GIVEN REQUEST.
Identify every line in the records below that contains the word "this", and copy each of those lines.

# RECORD EXCERPTS start

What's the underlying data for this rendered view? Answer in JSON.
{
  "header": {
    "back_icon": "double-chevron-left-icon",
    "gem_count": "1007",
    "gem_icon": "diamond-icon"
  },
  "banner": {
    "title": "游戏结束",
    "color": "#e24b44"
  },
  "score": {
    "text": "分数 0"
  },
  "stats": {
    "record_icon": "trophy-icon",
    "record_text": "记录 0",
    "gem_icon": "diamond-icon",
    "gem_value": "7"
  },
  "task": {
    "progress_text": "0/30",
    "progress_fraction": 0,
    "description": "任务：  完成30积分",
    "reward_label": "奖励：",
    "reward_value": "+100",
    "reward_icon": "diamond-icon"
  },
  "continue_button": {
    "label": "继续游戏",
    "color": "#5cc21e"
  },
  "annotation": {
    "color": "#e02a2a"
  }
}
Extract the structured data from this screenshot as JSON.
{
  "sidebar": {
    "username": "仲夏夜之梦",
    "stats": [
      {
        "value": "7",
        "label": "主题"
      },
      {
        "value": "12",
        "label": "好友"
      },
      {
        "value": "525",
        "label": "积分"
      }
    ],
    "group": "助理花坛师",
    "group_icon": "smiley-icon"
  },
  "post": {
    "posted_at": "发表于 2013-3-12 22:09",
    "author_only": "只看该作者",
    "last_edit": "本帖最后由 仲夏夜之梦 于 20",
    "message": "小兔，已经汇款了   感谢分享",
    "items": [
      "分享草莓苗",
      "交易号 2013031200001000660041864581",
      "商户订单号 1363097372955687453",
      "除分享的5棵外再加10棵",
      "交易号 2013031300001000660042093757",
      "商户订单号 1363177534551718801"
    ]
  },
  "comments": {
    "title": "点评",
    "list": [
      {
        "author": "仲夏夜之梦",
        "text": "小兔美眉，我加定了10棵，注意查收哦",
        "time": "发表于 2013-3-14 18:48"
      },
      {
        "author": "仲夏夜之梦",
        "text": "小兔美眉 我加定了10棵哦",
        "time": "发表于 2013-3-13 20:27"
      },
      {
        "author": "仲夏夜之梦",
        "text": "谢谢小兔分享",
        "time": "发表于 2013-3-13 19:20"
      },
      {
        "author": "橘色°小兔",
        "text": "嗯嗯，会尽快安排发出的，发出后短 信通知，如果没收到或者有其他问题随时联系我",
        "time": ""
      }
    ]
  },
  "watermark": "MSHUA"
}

# RECORD EXCERPTS end

WRITTEN REPLY.
What's the underlying data for this rendered view? Answer in JSON.
Extract the structured data from this screenshot as JSON.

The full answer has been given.